__Stated task__.
Sift the listing for lines that hold the string "screenshot" and pull them out.

╭─ Information shown

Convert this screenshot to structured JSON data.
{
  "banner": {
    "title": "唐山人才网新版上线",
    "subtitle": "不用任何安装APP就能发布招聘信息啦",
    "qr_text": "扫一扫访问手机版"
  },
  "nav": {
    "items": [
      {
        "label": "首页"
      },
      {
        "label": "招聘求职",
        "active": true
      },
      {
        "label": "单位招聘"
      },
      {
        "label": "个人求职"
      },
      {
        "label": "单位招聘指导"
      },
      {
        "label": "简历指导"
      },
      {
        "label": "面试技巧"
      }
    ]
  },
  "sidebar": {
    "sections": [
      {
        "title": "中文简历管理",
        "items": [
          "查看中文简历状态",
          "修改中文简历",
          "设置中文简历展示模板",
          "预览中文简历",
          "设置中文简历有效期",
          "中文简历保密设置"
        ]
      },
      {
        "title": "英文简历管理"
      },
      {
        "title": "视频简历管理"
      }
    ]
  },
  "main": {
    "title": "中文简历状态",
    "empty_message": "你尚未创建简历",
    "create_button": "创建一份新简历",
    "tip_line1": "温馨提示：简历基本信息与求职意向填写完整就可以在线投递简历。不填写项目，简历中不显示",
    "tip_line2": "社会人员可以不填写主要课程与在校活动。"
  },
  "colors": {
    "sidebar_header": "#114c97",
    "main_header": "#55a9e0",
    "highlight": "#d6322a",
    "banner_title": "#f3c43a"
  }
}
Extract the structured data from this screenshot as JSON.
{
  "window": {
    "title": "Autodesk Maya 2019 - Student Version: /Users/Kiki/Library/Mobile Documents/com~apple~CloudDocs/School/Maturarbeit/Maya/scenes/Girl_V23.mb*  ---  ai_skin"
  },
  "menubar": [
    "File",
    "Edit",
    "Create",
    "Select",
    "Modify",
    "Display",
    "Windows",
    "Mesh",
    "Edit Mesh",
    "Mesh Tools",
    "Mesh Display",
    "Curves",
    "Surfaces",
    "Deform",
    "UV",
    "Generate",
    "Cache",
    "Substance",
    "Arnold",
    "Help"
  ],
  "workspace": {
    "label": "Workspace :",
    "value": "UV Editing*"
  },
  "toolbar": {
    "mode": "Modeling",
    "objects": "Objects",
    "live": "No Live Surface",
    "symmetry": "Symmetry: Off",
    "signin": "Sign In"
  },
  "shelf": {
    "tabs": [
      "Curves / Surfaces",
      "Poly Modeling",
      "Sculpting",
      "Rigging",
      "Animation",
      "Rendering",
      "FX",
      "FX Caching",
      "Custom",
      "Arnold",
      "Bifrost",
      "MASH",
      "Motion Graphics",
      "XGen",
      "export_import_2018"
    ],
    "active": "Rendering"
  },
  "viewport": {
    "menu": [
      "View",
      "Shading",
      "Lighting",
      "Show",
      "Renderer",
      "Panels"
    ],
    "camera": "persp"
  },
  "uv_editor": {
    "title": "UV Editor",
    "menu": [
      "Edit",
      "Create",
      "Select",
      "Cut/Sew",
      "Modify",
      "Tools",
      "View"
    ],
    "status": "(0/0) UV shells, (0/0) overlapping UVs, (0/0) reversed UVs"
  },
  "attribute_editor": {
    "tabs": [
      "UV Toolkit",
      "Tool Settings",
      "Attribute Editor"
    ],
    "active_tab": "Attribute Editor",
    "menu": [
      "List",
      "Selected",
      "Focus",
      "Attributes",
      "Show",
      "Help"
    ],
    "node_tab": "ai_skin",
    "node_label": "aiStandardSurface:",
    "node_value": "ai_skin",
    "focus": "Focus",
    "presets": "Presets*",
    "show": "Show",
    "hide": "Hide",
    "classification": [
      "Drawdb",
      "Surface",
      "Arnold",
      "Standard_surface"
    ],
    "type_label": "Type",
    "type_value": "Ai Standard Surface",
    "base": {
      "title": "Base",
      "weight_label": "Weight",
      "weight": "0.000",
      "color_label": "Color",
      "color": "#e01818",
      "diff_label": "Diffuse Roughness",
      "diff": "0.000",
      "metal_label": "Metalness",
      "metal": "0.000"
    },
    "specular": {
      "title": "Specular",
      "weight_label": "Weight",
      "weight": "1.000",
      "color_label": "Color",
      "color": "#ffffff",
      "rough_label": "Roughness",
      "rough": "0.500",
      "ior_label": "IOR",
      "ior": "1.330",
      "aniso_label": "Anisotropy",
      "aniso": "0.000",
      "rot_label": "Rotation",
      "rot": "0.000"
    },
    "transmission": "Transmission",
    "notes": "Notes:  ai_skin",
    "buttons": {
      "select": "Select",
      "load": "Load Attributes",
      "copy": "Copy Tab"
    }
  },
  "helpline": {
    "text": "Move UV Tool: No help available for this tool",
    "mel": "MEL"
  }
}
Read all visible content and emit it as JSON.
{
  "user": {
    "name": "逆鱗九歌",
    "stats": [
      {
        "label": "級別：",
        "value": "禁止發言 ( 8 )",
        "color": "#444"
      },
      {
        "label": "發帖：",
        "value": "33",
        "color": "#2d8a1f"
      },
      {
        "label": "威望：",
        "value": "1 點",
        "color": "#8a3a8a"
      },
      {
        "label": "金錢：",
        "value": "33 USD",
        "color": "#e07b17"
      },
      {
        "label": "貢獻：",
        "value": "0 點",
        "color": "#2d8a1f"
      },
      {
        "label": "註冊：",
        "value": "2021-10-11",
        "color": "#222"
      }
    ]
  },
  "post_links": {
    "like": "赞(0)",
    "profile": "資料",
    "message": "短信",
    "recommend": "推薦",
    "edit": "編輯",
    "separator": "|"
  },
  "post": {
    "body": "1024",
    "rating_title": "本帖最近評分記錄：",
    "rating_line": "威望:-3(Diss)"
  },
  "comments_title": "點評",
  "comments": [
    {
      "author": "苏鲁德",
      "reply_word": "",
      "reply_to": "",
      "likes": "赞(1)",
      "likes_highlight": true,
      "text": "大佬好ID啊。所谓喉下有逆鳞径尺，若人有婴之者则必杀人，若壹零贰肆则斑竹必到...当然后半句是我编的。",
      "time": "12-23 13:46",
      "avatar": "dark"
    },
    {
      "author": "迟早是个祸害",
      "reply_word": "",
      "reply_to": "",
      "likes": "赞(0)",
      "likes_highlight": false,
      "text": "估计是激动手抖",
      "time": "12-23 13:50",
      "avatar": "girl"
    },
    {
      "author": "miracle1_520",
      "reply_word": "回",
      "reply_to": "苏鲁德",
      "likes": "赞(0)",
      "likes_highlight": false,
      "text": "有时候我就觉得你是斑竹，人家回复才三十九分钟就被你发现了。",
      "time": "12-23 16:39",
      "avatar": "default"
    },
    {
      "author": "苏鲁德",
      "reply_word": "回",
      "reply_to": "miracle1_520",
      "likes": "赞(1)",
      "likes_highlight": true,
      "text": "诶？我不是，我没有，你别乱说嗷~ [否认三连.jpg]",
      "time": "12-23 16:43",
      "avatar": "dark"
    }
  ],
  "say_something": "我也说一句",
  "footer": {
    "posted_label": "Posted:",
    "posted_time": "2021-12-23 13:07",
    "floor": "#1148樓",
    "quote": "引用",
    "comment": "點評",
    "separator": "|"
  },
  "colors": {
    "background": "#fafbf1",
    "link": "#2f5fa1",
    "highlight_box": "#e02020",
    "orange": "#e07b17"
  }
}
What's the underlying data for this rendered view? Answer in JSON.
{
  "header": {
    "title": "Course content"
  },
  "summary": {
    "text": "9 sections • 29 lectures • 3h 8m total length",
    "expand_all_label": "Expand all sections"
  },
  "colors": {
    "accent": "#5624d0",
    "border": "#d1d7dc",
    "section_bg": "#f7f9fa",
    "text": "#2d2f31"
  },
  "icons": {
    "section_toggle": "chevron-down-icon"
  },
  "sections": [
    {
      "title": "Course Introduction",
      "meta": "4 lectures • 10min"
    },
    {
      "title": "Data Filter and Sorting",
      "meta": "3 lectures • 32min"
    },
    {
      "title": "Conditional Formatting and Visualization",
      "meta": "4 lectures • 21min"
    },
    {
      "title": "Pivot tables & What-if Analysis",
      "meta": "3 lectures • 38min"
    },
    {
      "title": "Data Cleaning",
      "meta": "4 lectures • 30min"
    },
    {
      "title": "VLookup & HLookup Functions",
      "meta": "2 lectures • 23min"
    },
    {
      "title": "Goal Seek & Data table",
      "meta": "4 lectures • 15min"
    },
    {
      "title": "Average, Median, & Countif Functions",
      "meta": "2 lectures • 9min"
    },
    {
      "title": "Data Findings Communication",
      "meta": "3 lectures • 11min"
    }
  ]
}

╰─

__Complete output__.
Convert this screenshot to structured JSON data.
Extract the structured data from this screenshot as JSON.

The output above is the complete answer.